>> start

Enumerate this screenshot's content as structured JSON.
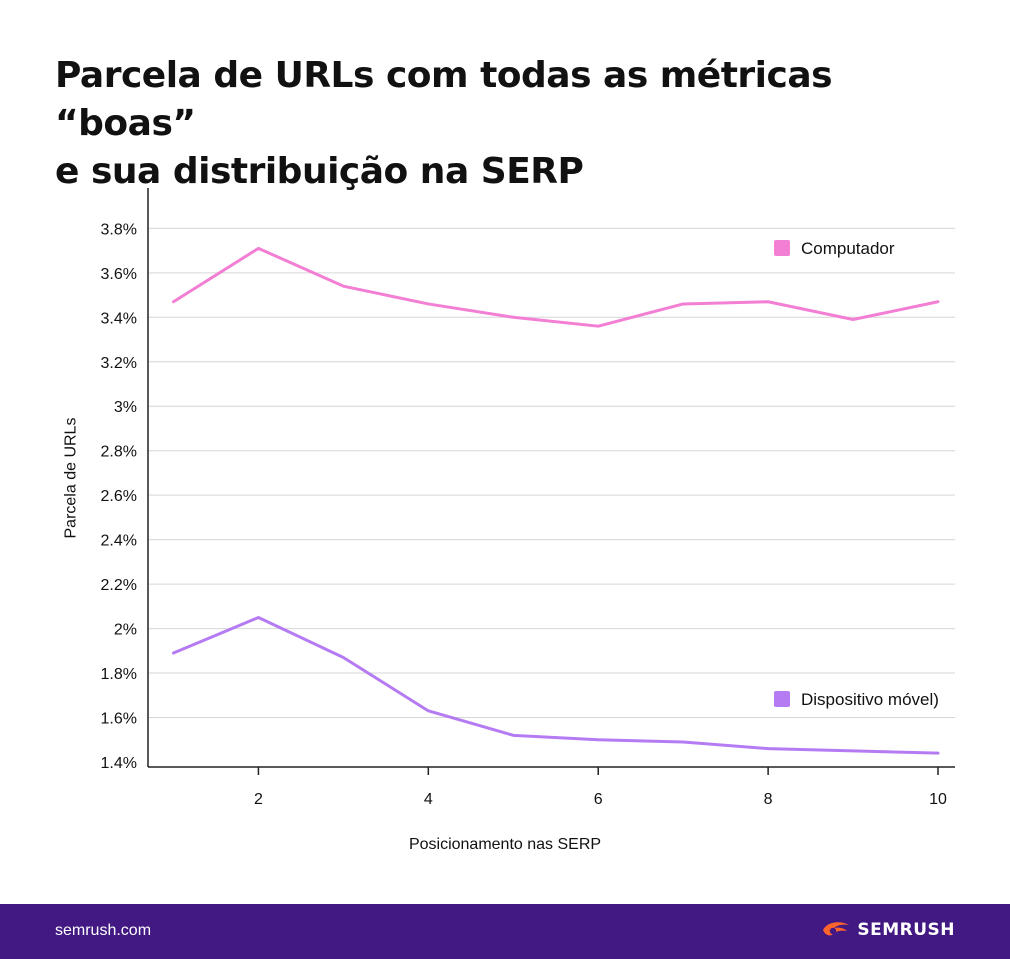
{
  "header": {
    "title_line1": "Parcela de URLs com todas as métricas “boas”",
    "title_line2": "e sua distribuição na SERP"
  },
  "chart_data": {
    "type": "line",
    "xlabel": "Posicionamento nas SERP",
    "ylabel": "Parcela de URLs",
    "x": [
      1,
      2,
      3,
      4,
      5,
      6,
      7,
      8,
      9,
      10
    ],
    "x_ticks": [
      2,
      4,
      6,
      8,
      10
    ],
    "x_tick_labels": [
      "2",
      "4",
      "6",
      "8",
      "10"
    ],
    "xlim": [
      0.7,
      10.2
    ],
    "ylim": [
      1.4,
      3.95
    ],
    "y_ticks": [
      1.4,
      1.6,
      1.8,
      2.0,
      2.2,
      2.4,
      2.6,
      2.8,
      3.0,
      3.2,
      3.4,
      3.6,
      3.8
    ],
    "y_tick_labels": [
      "1.4%",
      "1.6%",
      "1.8%",
      "2%",
      "2.2%",
      "2.4%",
      "2.6%",
      "2.8%",
      "3%",
      "3.2%",
      "3.4%",
      "3.6%",
      "3.8%"
    ],
    "grid": true,
    "series": [
      {
        "name": "Computador",
        "color": "#f27fd3",
        "values": [
          3.47,
          3.71,
          3.54,
          3.46,
          3.4,
          3.36,
          3.46,
          3.47,
          3.39,
          3.47
        ]
      },
      {
        "name": "Dispositivo móvel)",
        "color": "#b57bf3",
        "values": [
          1.89,
          2.05,
          1.87,
          1.63,
          1.52,
          1.5,
          1.49,
          1.46,
          1.45,
          1.44
        ]
      }
    ],
    "legend_placement": "right, beside each line"
  },
  "footer": {
    "site": "semrush.com",
    "brand": "SEMRUSH",
    "background": "#421983",
    "logo_color": "#ff642d"
  }
}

>> end

- _PROBLEM DESCRIPTION_: Give only the number of lines in the records that contain the string "SERP".

- _RESPONSE TO THIS TASK_: 2